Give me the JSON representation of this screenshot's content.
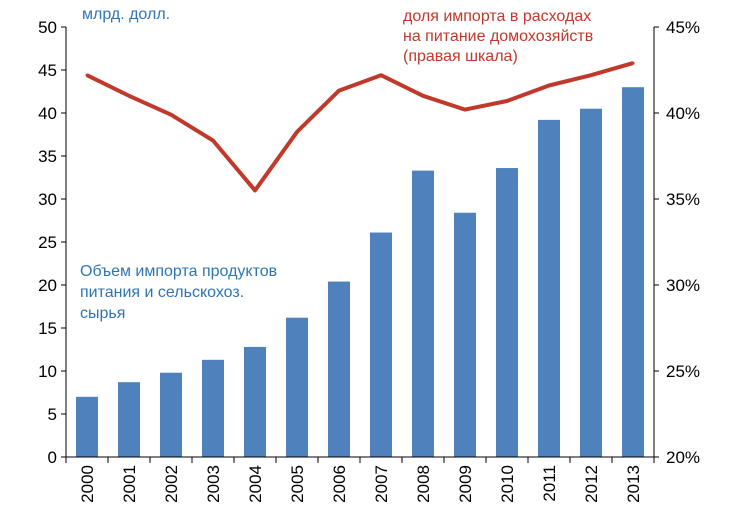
{
  "chart_data": {
    "type": "bar+line",
    "categories": [
      "2000",
      "2001",
      "2002",
      "2003",
      "2004",
      "2005",
      "2006",
      "2007",
      "2008",
      "2009",
      "2010",
      "2011",
      "2012",
      "2013"
    ],
    "series": [
      {
        "name": "Объем импорта продуктов питания и сельскохоз. сырья",
        "type": "bar",
        "axis": "left",
        "values": [
          7.0,
          8.7,
          9.8,
          11.3,
          12.8,
          16.2,
          20.4,
          26.1,
          33.3,
          28.4,
          33.6,
          39.2,
          40.5,
          43.0
        ]
      },
      {
        "name": "доля импорта в расходах на питание домохозяйств (правая шкала)",
        "type": "line",
        "axis": "right",
        "values": [
          42.2,
          41.0,
          39.9,
          38.4,
          35.5,
          38.9,
          41.3,
          42.2,
          41.0,
          40.2,
          40.7,
          41.6,
          42.2,
          42.9
        ]
      }
    ],
    "left_axis": {
      "min": 0,
      "max": 50,
      "step": 5,
      "ticks": [
        "0",
        "5",
        "10",
        "15",
        "20",
        "25",
        "30",
        "35",
        "40",
        "45",
        "50"
      ]
    },
    "right_axis": {
      "min": 20,
      "max": 45,
      "step": 5,
      "ticks": [
        "20%",
        "25%",
        "30%",
        "35%",
        "40%",
        "45%"
      ]
    },
    "annotations": {
      "left_unit": "млрд. долл.",
      "bar_label": [
        "Объем импорта продуктов",
        "питания и сельскохоз.",
        "сырья"
      ],
      "line_label": [
        "доля импорта в расходах",
        "на питание домохозяйств",
        "(правая шкала)"
      ]
    },
    "colors": {
      "bar": "#4f81bd",
      "line": "#c0392b",
      "bar_label": "#2e75b6",
      "line_label": "#c0392b",
      "axis": "#000000"
    },
    "grid": false
  }
}
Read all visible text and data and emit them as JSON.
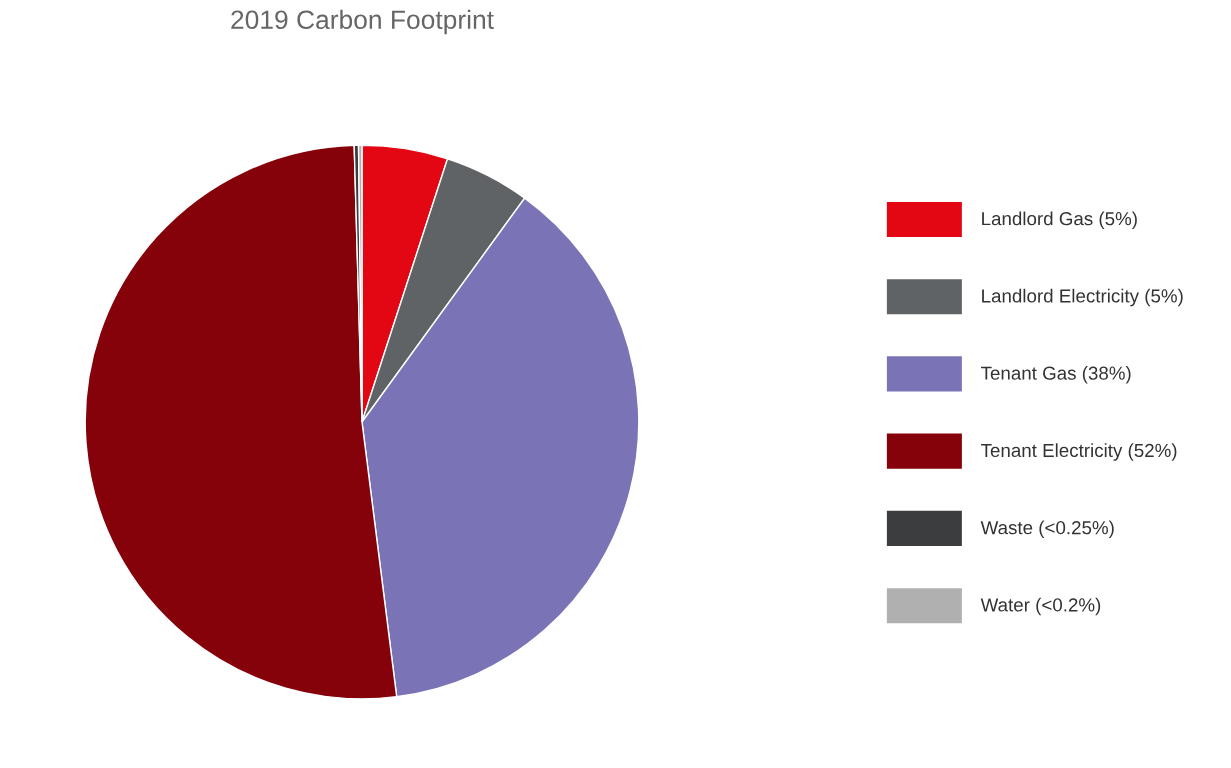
{
  "chart_data": {
    "type": "pie",
    "title": "2019 Carbon Footprint",
    "categories": [
      "Landlord Gas (5%)",
      "Landlord Electricity (5%)",
      "Tenant Gas (38%)",
      "Tenant Electricity (52%)",
      "Waste (<0.25%)",
      "Water (<0.2%)"
    ],
    "values": [
      5,
      5,
      38,
      51.55,
      0.25,
      0.2
    ],
    "colors": [
      "#e30613",
      "#606366",
      "#7a74b6",
      "#86020a",
      "#3c3d3f",
      "#b0b0b0"
    ],
    "legend": "right"
  }
}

### AIM OF THE TASK
Of the lines in this material, state how many hold the string "сельскохоз". Write no other words.

### CORRECT ANSWER
2